**EXERCISE TASK:** Retype every entry word for word.

**EXCERPTED RECORDS:**
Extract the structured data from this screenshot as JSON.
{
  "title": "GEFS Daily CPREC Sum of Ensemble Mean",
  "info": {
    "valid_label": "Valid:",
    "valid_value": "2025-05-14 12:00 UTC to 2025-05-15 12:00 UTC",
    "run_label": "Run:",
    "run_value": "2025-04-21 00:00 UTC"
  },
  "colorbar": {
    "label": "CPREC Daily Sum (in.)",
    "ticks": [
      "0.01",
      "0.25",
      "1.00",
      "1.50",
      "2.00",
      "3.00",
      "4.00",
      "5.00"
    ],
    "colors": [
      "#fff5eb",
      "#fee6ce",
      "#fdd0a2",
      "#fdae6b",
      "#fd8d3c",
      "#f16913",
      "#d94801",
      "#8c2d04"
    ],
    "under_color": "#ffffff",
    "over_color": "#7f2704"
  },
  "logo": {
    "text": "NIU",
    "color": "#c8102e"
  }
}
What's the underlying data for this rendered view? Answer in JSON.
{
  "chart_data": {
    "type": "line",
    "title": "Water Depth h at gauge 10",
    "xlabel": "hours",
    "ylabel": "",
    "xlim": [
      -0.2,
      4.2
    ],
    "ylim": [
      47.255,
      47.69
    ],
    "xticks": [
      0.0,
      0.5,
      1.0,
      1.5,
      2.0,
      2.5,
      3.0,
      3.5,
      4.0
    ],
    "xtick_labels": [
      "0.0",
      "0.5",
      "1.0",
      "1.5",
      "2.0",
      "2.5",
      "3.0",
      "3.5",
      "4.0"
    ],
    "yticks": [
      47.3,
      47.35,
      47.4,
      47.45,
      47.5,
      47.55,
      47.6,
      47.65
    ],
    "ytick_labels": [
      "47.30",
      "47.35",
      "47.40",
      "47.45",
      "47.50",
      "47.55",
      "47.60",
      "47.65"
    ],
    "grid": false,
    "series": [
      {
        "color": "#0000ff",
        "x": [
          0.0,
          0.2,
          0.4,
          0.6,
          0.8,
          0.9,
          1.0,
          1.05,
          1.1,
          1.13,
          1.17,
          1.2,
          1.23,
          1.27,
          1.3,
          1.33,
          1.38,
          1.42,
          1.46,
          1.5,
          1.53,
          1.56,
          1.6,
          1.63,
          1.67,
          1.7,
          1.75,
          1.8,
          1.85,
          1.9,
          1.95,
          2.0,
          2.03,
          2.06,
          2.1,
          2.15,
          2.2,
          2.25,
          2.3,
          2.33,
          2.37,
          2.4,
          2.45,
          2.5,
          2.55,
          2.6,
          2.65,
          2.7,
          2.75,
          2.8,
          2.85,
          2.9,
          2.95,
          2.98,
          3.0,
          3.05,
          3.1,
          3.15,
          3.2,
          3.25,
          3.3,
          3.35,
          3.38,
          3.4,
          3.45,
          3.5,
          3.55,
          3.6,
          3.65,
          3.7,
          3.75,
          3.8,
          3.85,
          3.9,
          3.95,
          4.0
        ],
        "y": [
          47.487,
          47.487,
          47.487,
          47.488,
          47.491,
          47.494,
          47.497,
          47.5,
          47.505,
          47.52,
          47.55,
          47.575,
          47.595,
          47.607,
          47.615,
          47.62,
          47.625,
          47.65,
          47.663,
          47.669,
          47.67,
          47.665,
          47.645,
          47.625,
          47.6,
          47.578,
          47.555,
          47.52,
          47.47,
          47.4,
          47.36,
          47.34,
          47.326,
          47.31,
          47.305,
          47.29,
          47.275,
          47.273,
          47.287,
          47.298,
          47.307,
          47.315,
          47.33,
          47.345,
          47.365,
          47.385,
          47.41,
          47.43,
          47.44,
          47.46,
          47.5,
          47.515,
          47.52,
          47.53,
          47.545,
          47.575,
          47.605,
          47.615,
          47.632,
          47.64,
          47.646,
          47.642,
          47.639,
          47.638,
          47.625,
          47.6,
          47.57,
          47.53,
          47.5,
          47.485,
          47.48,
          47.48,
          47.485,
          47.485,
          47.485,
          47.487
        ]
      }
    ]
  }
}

**EXERCISE RESPONSE:**
Extract the structured data from this screenshot as JSON.
{
  "title": "GEFS Daily CPREC Sum of Ensemble Mean",
  "info": {
    "valid_label": "Valid:",
    "valid_value": "2025-05-14 12:00 UTC to 2025-05-15 12:00 UTC",
    "run_label": "Run:",
    "run_value": "2025-04-21 00:00 UTC"
  },
  "colorbar": {
    "label": "CPREC Daily Sum (in.)",
    "ticks": [
      "0.01",
      "0.25",
      "1.00",
      "1.50",
      "2.00",
      "3.00",
      "4.00",
      "5.00"
    ],
    "colors": [
      "#fff5eb",
      "#fee6ce",
      "#fdd0a2",
      "#fdae6b",
      "#fd8d3c",
      "#f16913",
      "#d94801",
      "#8c2d04"
    ],
    "under_color": "#ffffff",
    "over_color": "#7f2704"
  },
  "logo": {
    "text": "NIU",
    "color": "#c8102e"
  }
}
What's the underlying data for this rendered view? Answer in JSON.
{
  "chart_data": {
    "type": "line",
    "title": "Water Depth h at gauge 10",
    "xlabel": "hours",
    "ylabel": "",
    "xlim": [
      -0.2,
      4.2
    ],
    "ylim": [
      47.255,
      47.69
    ],
    "xticks": [
      0.0,
      0.5,
      1.0,
      1.5,
      2.0,
      2.5,
      3.0,
      3.5,
      4.0
    ],
    "xtick_labels": [
      "0.0",
      "0.5",
      "1.0",
      "1.5",
      "2.0",
      "2.5",
      "3.0",
      "3.5",
      "4.0"
    ],
    "yticks": [
      47.3,
      47.35,
      47.4,
      47.45,
      47.5,
      47.55,
      47.6,
      47.65
    ],
    "ytick_labels": [
      "47.30",
      "47.35",
      "47.40",
      "47.45",
      "47.50",
      "47.55",
      "47.60",
      "47.65"
    ],
    "grid": false,
    "series": [
      {
        "color": "#0000ff",
        "x": [
          0.0,
          0.2,
          0.4,
          0.6,
          0.8,
          0.9,
          1.0,
          1.05,
          1.1,
          1.13,
          1.17,
          1.2,
          1.23,
          1.27,
          1.3,
          1.33,
          1.38,
          1.42,
          1.46,
          1.5,
          1.53,
          1.56,
          1.6,
          1.63,
          1.67,
          1.7,
          1.75,
          1.8,
          1.85,
          1.9,
          1.95,
          2.0,
          2.03,
          2.06,
          2.1,
          2.15,
          2.2,
          2.25,
          2.3,
          2.33,
          2.37,
          2.4,
          2.45,
          2.5,
          2.55,
          2.6,
          2.65,
          2.7,
          2.75,
          2.8,
          2.85,
          2.9,
          2.95,
          2.98,
          3.0,
          3.05,
          3.1,
          3.15,
          3.2,
          3.25,
          3.3,
          3.35,
          3.38,
          3.4,
          3.45,
          3.5,
          3.55,
          3.6,
          3.65,
          3.7,
          3.75,
          3.8,
          3.85,
          3.9,
          3.95,
          4.0
        ],
        "y": [
          47.487,
          47.487,
          47.487,
          47.488,
          47.491,
          47.494,
          47.497,
          47.5,
          47.505,
          47.52,
          47.55,
          47.575,
          47.595,
          47.607,
          47.615,
          47.62,
          47.625,
          47.65,
          47.663,
          47.669,
          47.67,
          47.665,
          47.645,
          47.625,
          47.6,
          47.578,
          47.555,
          47.52,
          47.47,
          47.4,
          47.36,
          47.34,
          47.326,
          47.31,
          47.305,
          47.29,
          47.275,
          47.273,
          47.287,
          47.298,
          47.307,
          47.315,
          47.33,
          47.345,
          47.365,
          47.385,
          47.41,
          47.43,
          47.44,
          47.46,
          47.5,
          47.515,
          47.52,
          47.53,
          47.545,
          47.575,
          47.605,
          47.615,
          47.632,
          47.64,
          47.646,
          47.642,
          47.639,
          47.638,
          47.625,
          47.6,
          47.57,
          47.53,
          47.5,
          47.485,
          47.48,
          47.48,
          47.485,
          47.485,
          47.485,
          47.487
        ]
      }
    ]
  }
}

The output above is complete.